Make a verbatim copy of the entries below; pictures stay out.

☆ ☆ ☆

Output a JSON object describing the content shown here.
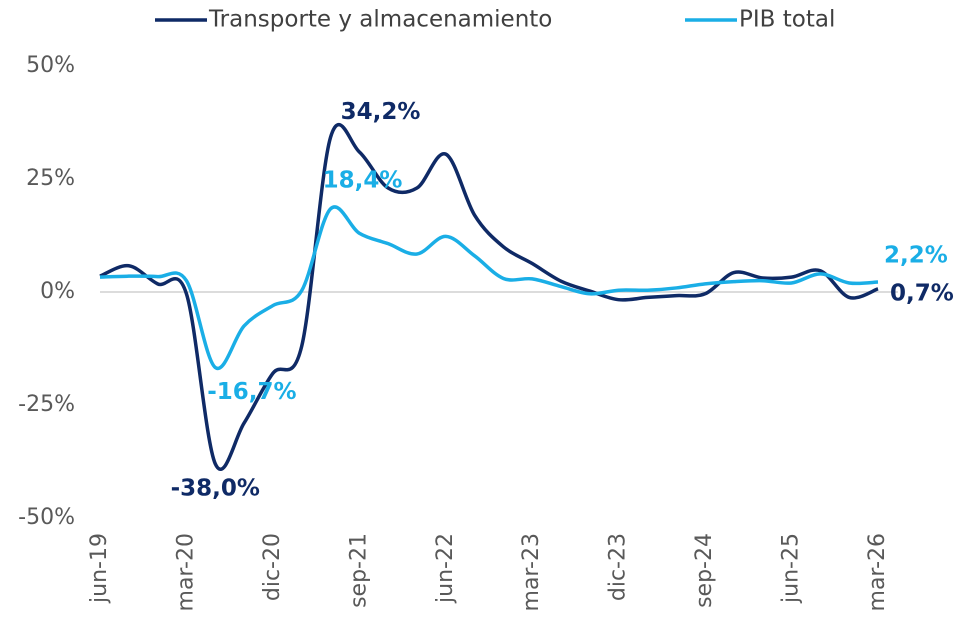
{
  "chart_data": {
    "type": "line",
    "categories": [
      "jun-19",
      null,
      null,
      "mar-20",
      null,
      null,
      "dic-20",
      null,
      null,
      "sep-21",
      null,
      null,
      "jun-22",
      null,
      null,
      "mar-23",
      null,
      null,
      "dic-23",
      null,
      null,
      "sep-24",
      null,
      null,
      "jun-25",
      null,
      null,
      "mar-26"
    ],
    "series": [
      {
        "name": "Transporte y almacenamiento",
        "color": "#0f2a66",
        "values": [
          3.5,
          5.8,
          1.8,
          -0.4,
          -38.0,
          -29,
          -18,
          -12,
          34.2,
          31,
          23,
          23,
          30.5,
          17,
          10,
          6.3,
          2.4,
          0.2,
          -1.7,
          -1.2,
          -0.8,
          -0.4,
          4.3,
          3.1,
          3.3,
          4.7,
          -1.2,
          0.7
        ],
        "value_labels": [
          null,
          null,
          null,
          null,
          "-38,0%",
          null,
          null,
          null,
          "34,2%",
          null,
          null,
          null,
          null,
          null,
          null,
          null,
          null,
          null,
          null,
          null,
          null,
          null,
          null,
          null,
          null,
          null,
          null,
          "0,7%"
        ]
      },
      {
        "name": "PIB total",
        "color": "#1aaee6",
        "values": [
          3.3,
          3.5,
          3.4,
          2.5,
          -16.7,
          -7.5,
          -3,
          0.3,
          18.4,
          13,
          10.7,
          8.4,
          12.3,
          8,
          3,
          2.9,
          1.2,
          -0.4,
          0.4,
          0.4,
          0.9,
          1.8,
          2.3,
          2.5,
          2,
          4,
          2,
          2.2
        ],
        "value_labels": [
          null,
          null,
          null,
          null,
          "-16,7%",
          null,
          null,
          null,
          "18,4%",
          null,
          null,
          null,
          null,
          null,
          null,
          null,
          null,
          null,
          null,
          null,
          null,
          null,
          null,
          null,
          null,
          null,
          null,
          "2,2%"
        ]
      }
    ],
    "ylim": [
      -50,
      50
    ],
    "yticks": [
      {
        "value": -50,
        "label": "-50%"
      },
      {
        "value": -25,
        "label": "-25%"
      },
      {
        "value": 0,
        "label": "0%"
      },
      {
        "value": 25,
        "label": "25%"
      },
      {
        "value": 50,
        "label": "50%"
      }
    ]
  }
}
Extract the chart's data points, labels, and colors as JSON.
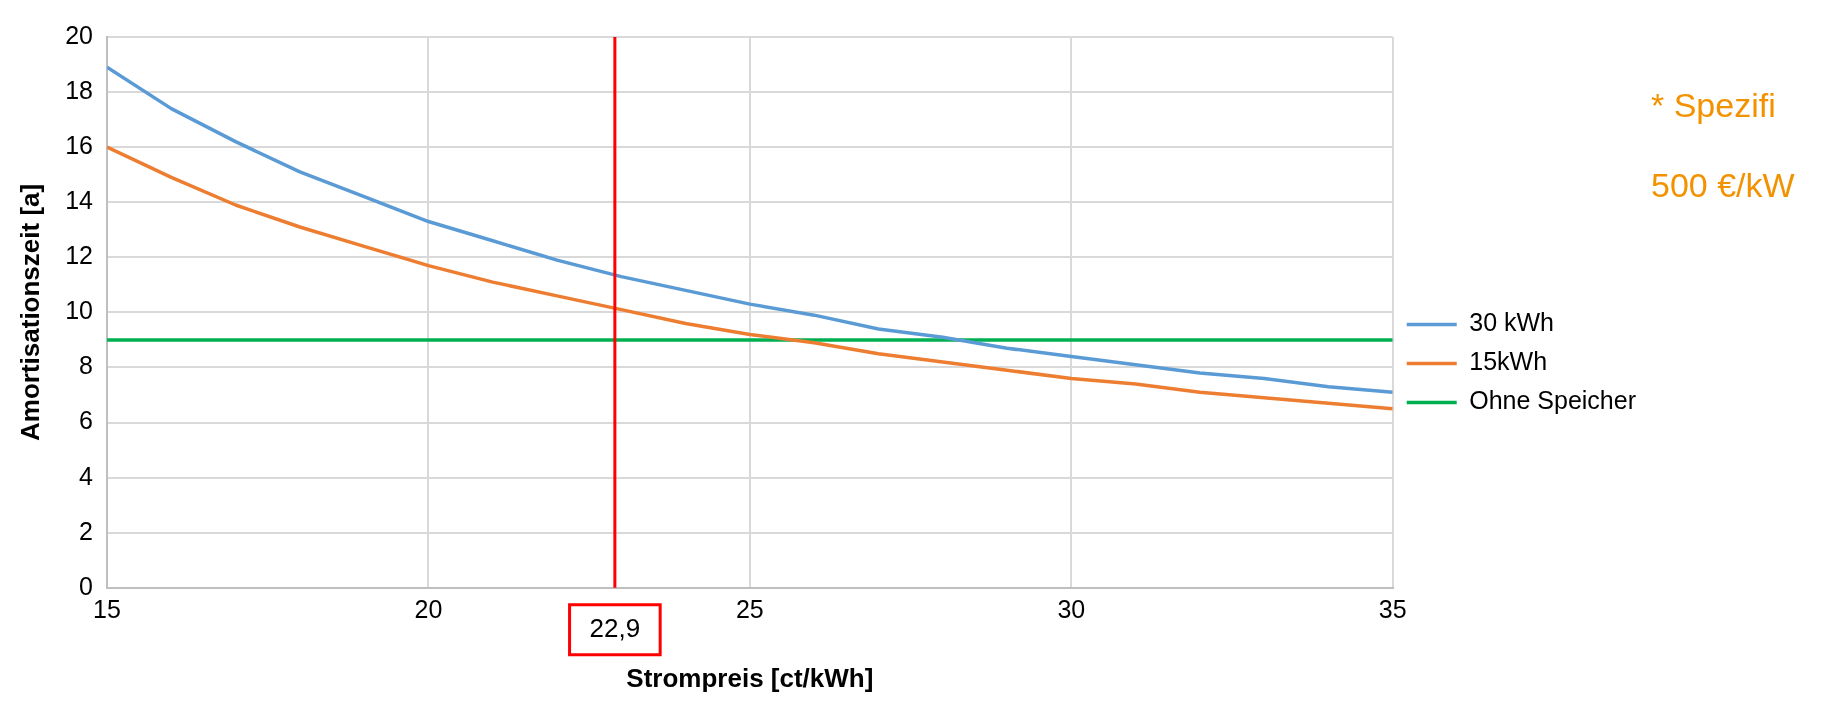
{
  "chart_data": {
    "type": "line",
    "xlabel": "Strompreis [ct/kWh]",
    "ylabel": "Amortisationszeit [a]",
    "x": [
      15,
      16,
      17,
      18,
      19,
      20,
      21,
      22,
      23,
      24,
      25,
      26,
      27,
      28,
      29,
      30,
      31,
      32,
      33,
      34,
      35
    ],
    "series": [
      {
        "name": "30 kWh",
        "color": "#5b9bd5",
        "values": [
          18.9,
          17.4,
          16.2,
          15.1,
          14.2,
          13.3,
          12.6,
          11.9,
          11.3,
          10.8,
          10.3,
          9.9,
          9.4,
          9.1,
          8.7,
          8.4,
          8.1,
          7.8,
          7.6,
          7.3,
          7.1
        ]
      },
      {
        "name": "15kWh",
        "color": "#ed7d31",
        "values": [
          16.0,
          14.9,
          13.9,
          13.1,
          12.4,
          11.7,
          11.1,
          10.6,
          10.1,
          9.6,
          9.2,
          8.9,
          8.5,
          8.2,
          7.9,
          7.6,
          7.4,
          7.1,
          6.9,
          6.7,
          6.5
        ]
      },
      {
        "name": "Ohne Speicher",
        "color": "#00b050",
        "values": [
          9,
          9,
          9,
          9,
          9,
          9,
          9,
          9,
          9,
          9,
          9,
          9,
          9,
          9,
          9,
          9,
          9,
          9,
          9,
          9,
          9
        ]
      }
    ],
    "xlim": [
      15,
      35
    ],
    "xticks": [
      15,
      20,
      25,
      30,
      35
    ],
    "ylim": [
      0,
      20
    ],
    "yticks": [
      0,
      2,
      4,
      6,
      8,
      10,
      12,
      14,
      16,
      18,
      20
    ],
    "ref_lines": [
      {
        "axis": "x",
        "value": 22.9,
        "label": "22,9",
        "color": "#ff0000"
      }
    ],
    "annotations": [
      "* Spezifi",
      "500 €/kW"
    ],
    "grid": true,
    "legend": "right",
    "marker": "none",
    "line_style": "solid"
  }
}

☆ ☆ ☆

Exercise answer -
Output a JSON object describing the content shown here.
{
  "chart_data": {
    "type": "line",
    "categories": [
      "jun-19",
      null,
      null,
      "mar-20",
      null,
      null,
      "dic-20",
      null,
      null,
      "sep-21",
      null,
      null,
      "jun-22",
      null,
      null,
      "mar-23",
      null,
      null,
      "dic-23",
      null,
      null,
      "sep-24",
      null,
      null,
      "jun-25",
      null,
      null,
      "mar-26"
    ],
    "series": [
      {
        "name": "Transporte y almacenamiento",
        "color": "#0f2a66",
        "values": [
          3.5,
          5.8,
          1.8,
          -0.4,
          -38.0,
          -29,
          -18,
          -12,
          34.2,
          31,
          23,
          23,
          30.5,
          17,
          10,
          6.3,
          2.4,
          0.2,
          -1.7,
          -1.2,
          -0.8,
          -0.4,
          4.3,
          3.1,
          3.3,
          4.7,
          -1.2,
          0.7
        ],
        "value_labels": [
          null,
          null,
          null,
          null,
          "-38,0%",
          null,
          null,
          null,
          "34,2%",
          null,
          null,
          null,
          null,
          null,
          null,
          null,
          null,
          null,
          null,
          null,
          null,
          null,
          null,
          null,
          null,
          null,
          null,
          "0,7%"
        ]
      },
      {
        "name": "PIB total",
        "color": "#1aaee6",
        "values": [
          3.3,
          3.5,
          3.4,
          2.5,
          -16.7,
          -7.5,
          -3,
          0.3,
          18.4,
          13,
          10.7,
          8.4,
          12.3,
          8,
          3,
          2.9,
          1.2,
          -0.4,
          0.4,
          0.4,
          0.9,
          1.8,
          2.3,
          2.5,
          2,
          4,
          2,
          2.2
        ],
        "value_labels": [
          null,
          null,
          null,
          null,
          "-16,7%",
          null,
          null,
          null,
          "18,4%",
          null,
          null,
          null,
          null,
          null,
          null,
          null,
          null,
          null,
          null,
          null,
          null,
          null,
          null,
          null,
          null,
          null,
          null,
          "2,2%"
        ]
      }
    ],
    "ylim": [
      -50,
      50
    ],
    "yticks": [
      {
        "value": -50,
        "label": "-50%"
      },
      {
        "value": -25,
        "label": "-25%"
      },
      {
        "value": 0,
        "label": "0%"
      },
      {
        "value": 25,
        "label": "25%"
      },
      {
        "value": 50,
        "label": "50%"
      }
    ]
  }
}
Extract the chart's data points, labels, and colors as JSON.
{
  "chart_data": {
    "type": "line",
    "xlabel": "Strompreis [ct/kWh]",
    "ylabel": "Amortisationszeit [a]",
    "x": [
      15,
      16,
      17,
      18,
      19,
      20,
      21,
      22,
      23,
      24,
      25,
      26,
      27,
      28,
      29,
      30,
      31,
      32,
      33,
      34,
      35
    ],
    "series": [
      {
        "name": "30 kWh",
        "color": "#5b9bd5",
        "values": [
          18.9,
          17.4,
          16.2,
          15.1,
          14.2,
          13.3,
          12.6,
          11.9,
          11.3,
          10.8,
          10.3,
          9.9,
          9.4,
          9.1,
          8.7,
          8.4,
          8.1,
          7.8,
          7.6,
          7.3,
          7.1
        ]
      },
      {
        "name": "15kWh",
        "color": "#ed7d31",
        "values": [
          16.0,
          14.9,
          13.9,
          13.1,
          12.4,
          11.7,
          11.1,
          10.6,
          10.1,
          9.6,
          9.2,
          8.9,
          8.5,
          8.2,
          7.9,
          7.6,
          7.4,
          7.1,
          6.9,
          6.7,
          6.5
        ]
      },
      {
        "name": "Ohne Speicher",
        "color": "#00b050",
        "values": [
          9,
          9,
          9,
          9,
          9,
          9,
          9,
          9,
          9,
          9,
          9,
          9,
          9,
          9,
          9,
          9,
          9,
          9,
          9,
          9,
          9
        ]
      }
    ],
    "xlim": [
      15,
      35
    ],
    "xticks": [
      15,
      20,
      25,
      30,
      35
    ],
    "ylim": [
      0,
      20
    ],
    "yticks": [
      0,
      2,
      4,
      6,
      8,
      10,
      12,
      14,
      16,
      18,
      20
    ],
    "ref_lines": [
      {
        "axis": "x",
        "value": 22.9,
        "label": "22,9",
        "color": "#ff0000"
      }
    ],
    "annotations": [
      "* Spezifi",
      "500 €/kW"
    ],
    "grid": true,
    "legend": "right",
    "marker": "none",
    "line_style": "solid"
  }
}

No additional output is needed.